STATED EXERCISE -
Transcribe every line exactly. Leave the pictures behind.

(Records from a collection of figures)
"""
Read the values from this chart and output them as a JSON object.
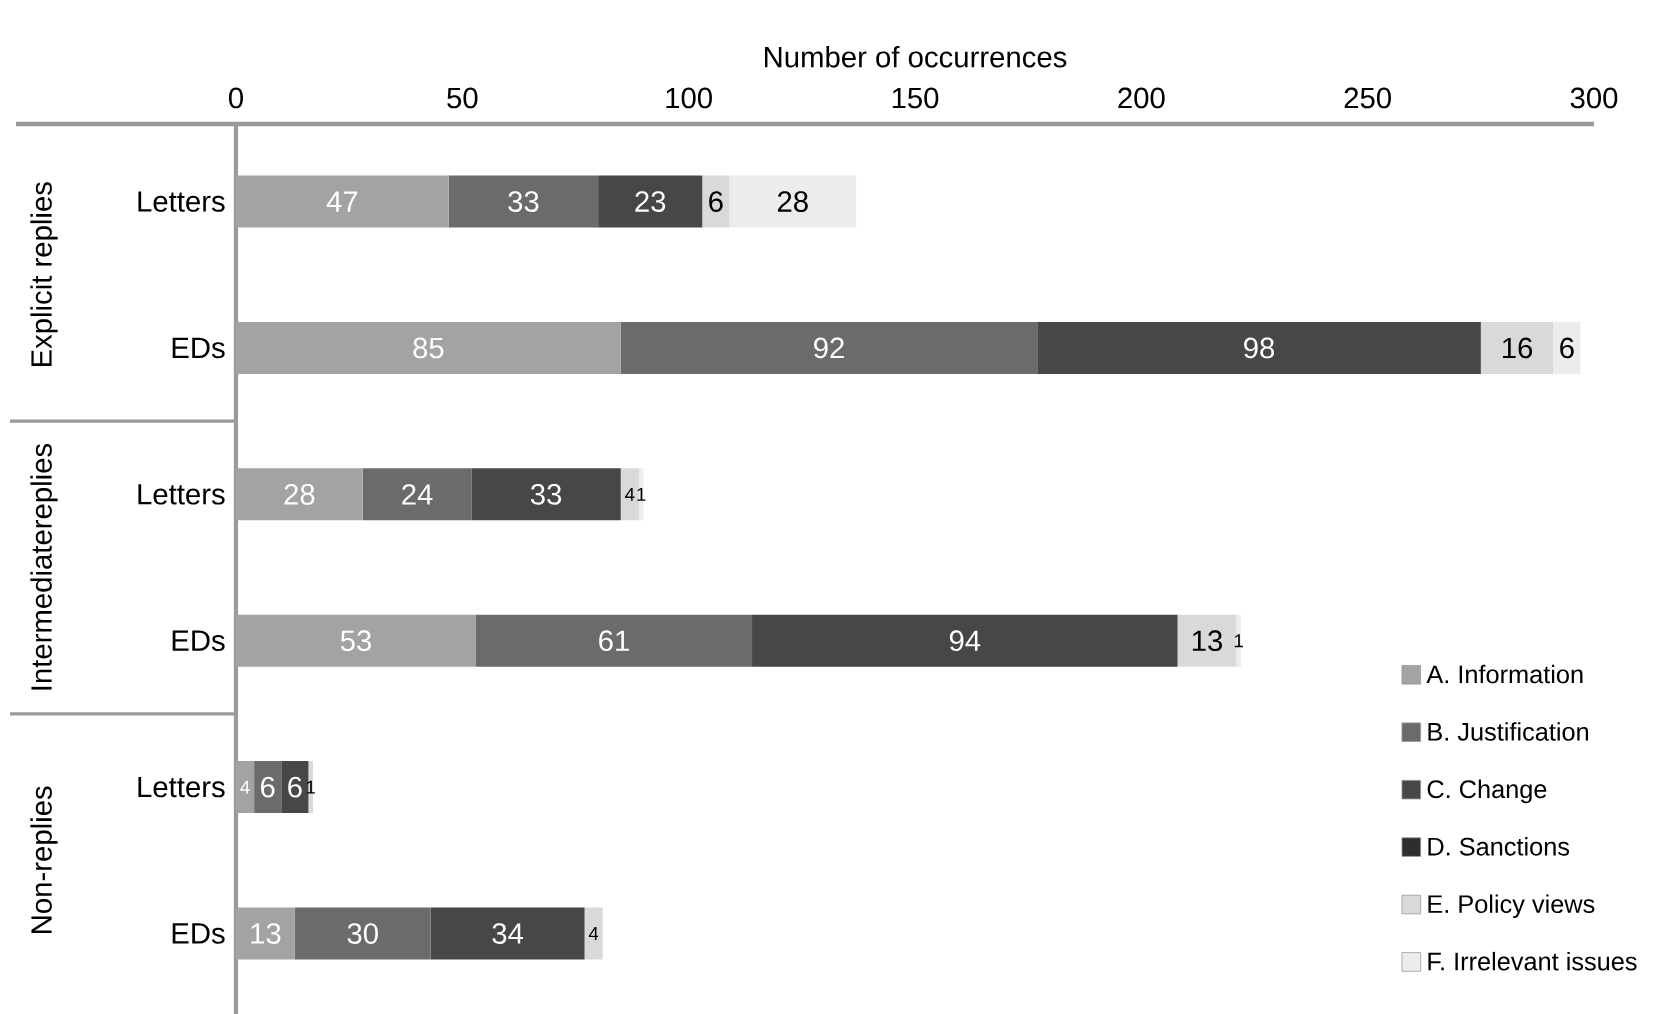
{
  "chart_data": {
    "type": "bar",
    "orientation": "horizontal",
    "stacked": true,
    "data_labels": true,
    "xlabel": "Number of occurrences",
    "categories": [
      "Letters",
      "EDs",
      "Letters",
      "EDs",
      "Letters",
      "EDs"
    ],
    "xlim": [
      0,
      300
    ],
    "xticks": [
      0,
      50,
      100,
      150,
      200,
      250,
      300
    ],
    "legend": "bottom right",
    "annotations": [
      "Explicit replies",
      "Intermediatereplies",
      "Non-replies"
    ],
    "series": [
      {
        "name": "A. Information",
        "color": "#a3a3a3",
        "values": [
          47,
          85,
          28,
          53,
          4,
          13
        ]
      },
      {
        "name": "B. Justification",
        "color": "#6b6b6b",
        "values": [
          33,
          92,
          24,
          61,
          6,
          30
        ]
      },
      {
        "name": "C. Change",
        "color": "#474747",
        "values": [
          23,
          98,
          33,
          94,
          6,
          34
        ]
      },
      {
        "name": "D. Sanctions",
        "color": "#2e2e2e",
        "values": [
          null,
          null,
          null,
          null,
          null,
          null
        ]
      },
      {
        "name": "E. Policy views",
        "color": "#d9d9d9",
        "values": [
          6,
          16,
          4,
          13,
          1,
          4
        ]
      },
      {
        "name": "F. Irrelevant issues",
        "color": "#ececec",
        "values": [
          28,
          6,
          1,
          1,
          null,
          null
        ]
      }
    ]
  }
}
"""
RIGHT ANSWER -
Read the values from this chart and output them as a JSON object.
{
  "chart_data": {
    "type": "bar",
    "orientation": "horizontal",
    "stacked": true,
    "data_labels": true,
    "xlabel": "Number of occurrences",
    "categories": [
      "Letters",
      "EDs",
      "Letters",
      "EDs",
      "Letters",
      "EDs"
    ],
    "xlim": [
      0,
      300
    ],
    "xticks": [
      0,
      50,
      100,
      150,
      200,
      250,
      300
    ],
    "legend": "bottom right",
    "annotations": [
      "Explicit replies",
      "Intermediatereplies",
      "Non-replies"
    ],
    "series": [
      {
        "name": "A. Information",
        "color": "#a3a3a3",
        "values": [
          47,
          85,
          28,
          53,
          4,
          13
        ]
      },
      {
        "name": "B. Justification",
        "color": "#6b6b6b",
        "values": [
          33,
          92,
          24,
          61,
          6,
          30
        ]
      },
      {
        "name": "C. Change",
        "color": "#474747",
        "values": [
          23,
          98,
          33,
          94,
          6,
          34
        ]
      },
      {
        "name": "D. Sanctions",
        "color": "#2e2e2e",
        "values": [
          null,
          null,
          null,
          null,
          null,
          null
        ]
      },
      {
        "name": "E. Policy views",
        "color": "#d9d9d9",
        "values": [
          6,
          16,
          4,
          13,
          1,
          4
        ]
      },
      {
        "name": "F. Irrelevant issues",
        "color": "#ececec",
        "values": [
          28,
          6,
          1,
          1,
          null,
          null
        ]
      }
    ]
  }
}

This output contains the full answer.